• Work required: Go through the records and show each line where the word "this" occurs.

* * * * * * *

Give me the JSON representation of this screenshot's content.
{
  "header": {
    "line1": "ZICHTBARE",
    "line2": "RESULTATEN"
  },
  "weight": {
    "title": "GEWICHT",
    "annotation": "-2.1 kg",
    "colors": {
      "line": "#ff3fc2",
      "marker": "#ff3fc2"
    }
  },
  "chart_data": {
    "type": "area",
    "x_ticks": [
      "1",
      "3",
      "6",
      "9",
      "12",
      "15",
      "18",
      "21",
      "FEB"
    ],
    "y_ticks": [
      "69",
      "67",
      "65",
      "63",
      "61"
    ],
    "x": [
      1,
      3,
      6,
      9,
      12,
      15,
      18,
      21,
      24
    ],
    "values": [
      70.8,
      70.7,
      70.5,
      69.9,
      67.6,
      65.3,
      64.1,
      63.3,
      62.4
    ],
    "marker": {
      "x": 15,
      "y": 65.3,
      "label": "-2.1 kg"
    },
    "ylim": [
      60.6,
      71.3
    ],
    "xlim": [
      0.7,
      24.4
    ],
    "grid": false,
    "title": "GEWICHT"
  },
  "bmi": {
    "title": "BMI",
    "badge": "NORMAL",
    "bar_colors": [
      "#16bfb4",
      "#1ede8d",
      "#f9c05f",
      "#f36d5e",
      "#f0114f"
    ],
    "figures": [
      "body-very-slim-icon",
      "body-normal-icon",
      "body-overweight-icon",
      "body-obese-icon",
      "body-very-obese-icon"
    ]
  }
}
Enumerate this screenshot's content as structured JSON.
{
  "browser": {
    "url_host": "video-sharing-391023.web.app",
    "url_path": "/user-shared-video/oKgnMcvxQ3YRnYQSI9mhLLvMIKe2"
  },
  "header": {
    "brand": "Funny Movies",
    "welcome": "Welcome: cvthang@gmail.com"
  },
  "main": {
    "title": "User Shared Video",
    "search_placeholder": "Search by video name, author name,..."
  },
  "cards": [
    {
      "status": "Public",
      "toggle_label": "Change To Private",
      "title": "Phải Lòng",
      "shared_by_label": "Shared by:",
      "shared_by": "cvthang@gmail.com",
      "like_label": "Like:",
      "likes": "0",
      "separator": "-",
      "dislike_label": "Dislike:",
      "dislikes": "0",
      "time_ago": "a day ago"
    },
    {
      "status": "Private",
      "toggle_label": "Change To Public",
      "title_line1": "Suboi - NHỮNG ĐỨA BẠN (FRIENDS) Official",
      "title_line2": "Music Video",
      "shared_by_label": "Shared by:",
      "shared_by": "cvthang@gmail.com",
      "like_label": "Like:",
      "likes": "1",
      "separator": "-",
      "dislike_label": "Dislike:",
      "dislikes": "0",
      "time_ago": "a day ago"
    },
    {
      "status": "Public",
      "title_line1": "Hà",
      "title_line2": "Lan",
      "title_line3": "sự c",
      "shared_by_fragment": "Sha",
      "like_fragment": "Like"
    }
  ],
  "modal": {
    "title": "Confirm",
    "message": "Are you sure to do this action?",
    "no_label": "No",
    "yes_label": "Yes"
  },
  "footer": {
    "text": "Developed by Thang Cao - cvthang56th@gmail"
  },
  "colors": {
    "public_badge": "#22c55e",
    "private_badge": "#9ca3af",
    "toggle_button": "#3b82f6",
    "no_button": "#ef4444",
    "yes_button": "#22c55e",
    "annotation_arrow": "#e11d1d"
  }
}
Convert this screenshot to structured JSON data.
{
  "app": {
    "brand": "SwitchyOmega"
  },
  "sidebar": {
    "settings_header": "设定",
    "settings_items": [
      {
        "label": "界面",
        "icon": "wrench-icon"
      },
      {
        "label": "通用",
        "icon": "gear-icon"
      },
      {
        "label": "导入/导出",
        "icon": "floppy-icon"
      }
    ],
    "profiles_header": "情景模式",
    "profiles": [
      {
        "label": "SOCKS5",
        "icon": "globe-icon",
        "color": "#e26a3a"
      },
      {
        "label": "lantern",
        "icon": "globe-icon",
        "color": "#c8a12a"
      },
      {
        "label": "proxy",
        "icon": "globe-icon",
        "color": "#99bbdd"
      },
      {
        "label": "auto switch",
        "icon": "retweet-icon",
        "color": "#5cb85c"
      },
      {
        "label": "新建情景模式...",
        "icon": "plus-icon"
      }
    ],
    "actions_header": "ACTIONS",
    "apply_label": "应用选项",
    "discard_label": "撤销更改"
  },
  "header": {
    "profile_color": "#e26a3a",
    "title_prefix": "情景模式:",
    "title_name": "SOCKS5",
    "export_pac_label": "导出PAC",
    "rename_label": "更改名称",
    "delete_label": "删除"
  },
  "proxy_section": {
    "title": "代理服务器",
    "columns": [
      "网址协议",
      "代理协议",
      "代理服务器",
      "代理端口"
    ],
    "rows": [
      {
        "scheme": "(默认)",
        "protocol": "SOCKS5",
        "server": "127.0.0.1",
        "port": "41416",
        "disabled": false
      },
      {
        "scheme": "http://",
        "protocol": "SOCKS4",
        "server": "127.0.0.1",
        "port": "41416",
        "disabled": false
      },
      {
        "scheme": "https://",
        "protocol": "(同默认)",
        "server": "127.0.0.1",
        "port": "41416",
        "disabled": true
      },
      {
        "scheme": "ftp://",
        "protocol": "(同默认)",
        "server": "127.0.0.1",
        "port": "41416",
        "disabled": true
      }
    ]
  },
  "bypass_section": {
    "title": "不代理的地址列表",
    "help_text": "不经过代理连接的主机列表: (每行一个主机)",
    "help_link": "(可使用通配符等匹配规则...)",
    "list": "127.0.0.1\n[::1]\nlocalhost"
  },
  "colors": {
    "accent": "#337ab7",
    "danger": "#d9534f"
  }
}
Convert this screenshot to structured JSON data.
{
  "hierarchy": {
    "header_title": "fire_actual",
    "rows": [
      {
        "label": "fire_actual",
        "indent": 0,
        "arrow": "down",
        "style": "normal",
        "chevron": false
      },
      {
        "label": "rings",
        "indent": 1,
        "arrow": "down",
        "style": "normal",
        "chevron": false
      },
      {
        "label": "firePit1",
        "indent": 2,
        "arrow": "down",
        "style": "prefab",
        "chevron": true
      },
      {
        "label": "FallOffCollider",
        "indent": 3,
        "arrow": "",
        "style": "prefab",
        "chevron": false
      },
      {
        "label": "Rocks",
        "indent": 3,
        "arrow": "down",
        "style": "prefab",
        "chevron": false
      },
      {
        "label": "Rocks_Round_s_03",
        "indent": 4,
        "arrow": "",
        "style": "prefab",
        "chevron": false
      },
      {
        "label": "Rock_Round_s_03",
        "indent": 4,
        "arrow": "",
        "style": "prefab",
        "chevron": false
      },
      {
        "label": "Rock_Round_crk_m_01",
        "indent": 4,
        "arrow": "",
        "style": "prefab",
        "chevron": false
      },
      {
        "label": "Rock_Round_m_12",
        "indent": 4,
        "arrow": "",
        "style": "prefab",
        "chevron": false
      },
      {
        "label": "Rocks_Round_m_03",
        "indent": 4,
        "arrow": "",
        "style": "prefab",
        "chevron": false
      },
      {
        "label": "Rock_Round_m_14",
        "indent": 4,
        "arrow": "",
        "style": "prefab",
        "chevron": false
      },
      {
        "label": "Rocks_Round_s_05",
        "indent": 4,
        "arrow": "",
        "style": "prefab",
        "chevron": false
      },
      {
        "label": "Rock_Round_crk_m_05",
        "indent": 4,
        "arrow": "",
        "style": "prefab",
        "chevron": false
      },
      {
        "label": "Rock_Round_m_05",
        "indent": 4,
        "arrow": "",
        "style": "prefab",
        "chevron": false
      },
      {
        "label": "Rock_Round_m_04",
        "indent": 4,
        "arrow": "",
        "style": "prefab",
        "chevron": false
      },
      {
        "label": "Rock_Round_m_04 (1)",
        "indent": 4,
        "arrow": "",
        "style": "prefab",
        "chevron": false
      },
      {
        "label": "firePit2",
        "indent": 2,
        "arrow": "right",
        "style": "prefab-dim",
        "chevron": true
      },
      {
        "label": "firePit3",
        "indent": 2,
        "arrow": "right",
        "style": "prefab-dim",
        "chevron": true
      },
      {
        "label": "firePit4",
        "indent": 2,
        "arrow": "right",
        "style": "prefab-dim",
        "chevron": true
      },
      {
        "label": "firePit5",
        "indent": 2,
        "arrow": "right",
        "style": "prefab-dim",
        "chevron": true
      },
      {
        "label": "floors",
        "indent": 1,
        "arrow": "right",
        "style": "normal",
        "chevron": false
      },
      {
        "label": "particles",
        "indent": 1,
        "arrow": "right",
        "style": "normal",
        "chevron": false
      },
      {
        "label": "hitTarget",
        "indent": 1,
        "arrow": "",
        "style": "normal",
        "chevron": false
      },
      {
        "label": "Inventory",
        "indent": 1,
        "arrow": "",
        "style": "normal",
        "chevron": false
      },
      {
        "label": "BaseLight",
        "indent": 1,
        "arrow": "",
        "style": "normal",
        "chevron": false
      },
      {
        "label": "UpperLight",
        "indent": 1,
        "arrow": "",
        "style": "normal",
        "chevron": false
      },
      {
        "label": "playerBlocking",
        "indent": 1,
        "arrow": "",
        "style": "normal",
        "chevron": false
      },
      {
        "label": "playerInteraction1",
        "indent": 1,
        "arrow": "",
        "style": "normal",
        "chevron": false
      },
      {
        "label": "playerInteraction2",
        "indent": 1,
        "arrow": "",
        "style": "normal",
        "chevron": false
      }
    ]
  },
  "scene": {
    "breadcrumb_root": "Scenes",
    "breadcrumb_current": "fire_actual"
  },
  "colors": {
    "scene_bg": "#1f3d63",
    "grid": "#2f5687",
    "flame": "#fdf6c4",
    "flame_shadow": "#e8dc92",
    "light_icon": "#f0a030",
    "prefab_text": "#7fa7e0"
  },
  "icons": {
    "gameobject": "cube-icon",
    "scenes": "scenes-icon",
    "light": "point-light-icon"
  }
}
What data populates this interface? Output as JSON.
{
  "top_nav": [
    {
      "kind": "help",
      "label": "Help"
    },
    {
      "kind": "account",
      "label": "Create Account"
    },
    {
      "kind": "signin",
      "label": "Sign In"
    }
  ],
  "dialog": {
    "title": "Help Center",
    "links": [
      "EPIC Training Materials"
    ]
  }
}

* * * * * * *

• Task solution:
Give me the JSON representation of this screenshot's content.
Enumerate this screenshot's content as structured JSON.
    "message": "Are you sure to do this action?",
Convert this screenshot to structured JSON data.
Convert this screenshot to structured JSON data.
What data populates this interface? Output as JSON.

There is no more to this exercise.